# Do this:
Give the listing again exactly, omitting its images.

# Rows:

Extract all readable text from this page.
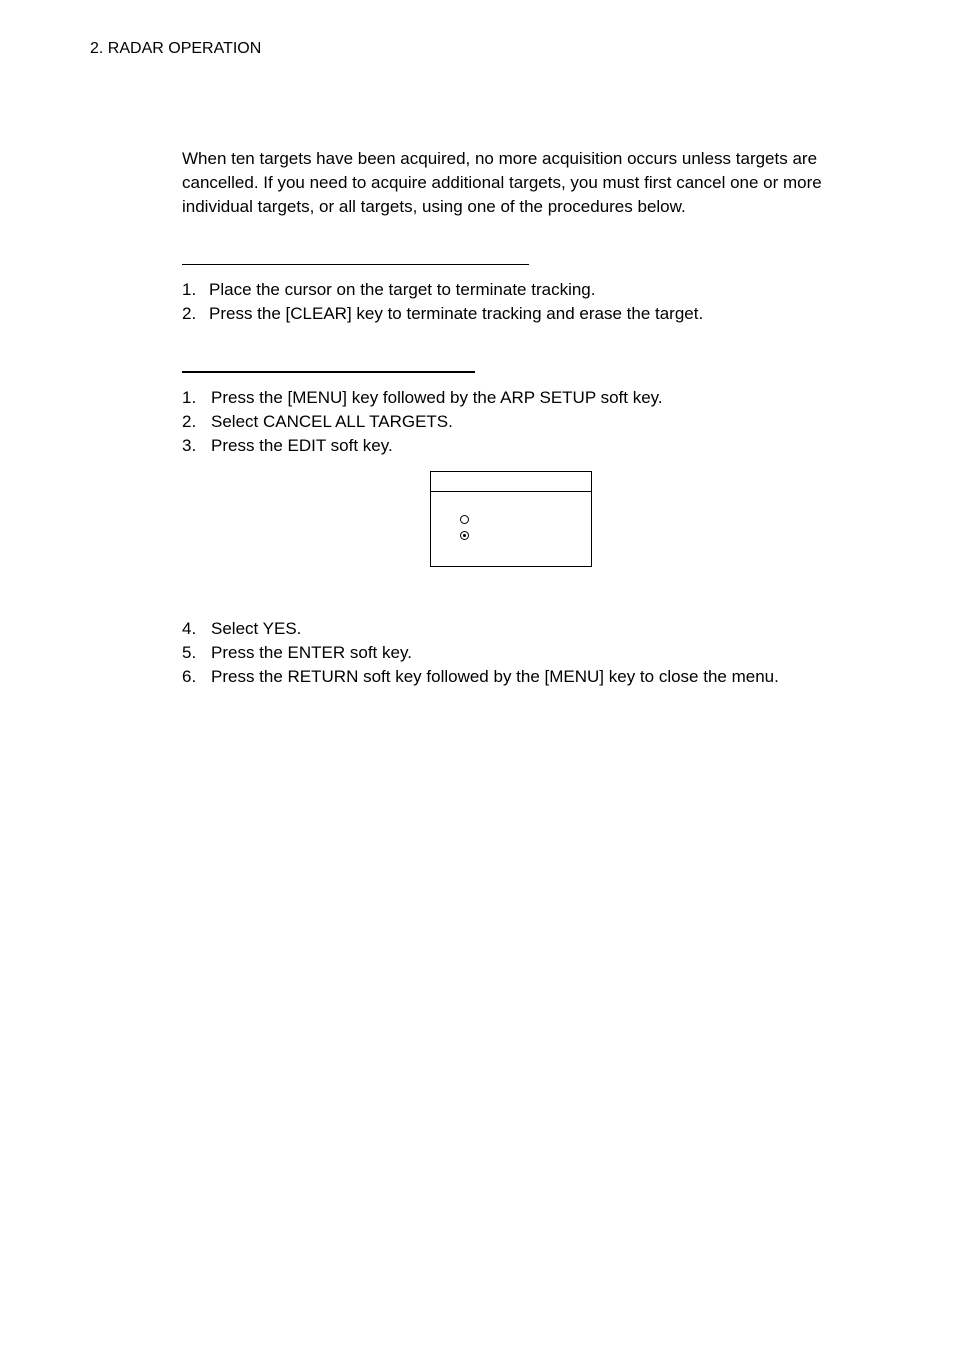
2. RADAR OPERATION

When ten targets have been acquired, no more acquisition occurs unless targets are cancelled. If you need to acquire additional targets, you must first cancel one or more individual targets, or all targets, using one of the procedures below.

1. Place the cursor on the target to terminate tracking.
2. Press the [CLEAR] key to terminate tracking and erase the target.
1. Press the [MENU] key followed by the ARP SETUP soft key.
2. Select CANCEL ALL TARGETS.
3. Press the EDIT soft key.
4. Select YES.
5. Press the ENTER soft key.
6. Press the RETURN soft key followed by the [MENU] key to close the menu.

# Expected output:
Extract all readable text from this page.
2. RADAR OPERATION

When ten targets have been acquired, no more acquisition occurs unless targets are cancelled. If you need to acquire additional targets, you must first cancel one or more individual targets, or all targets, using one of the procedures below.

1. Place the cursor on the target to terminate tracking.
2. Press the [CLEAR] key to terminate tracking and erase the target.
1. Press the [MENU] key followed by the ARP SETUP soft key.
2. Select CANCEL ALL TARGETS.
3. Press the EDIT soft key.
4. Select YES.
5. Press the ENTER soft key.
6. Press the RETURN soft key followed by the [MENU] key to close the menu.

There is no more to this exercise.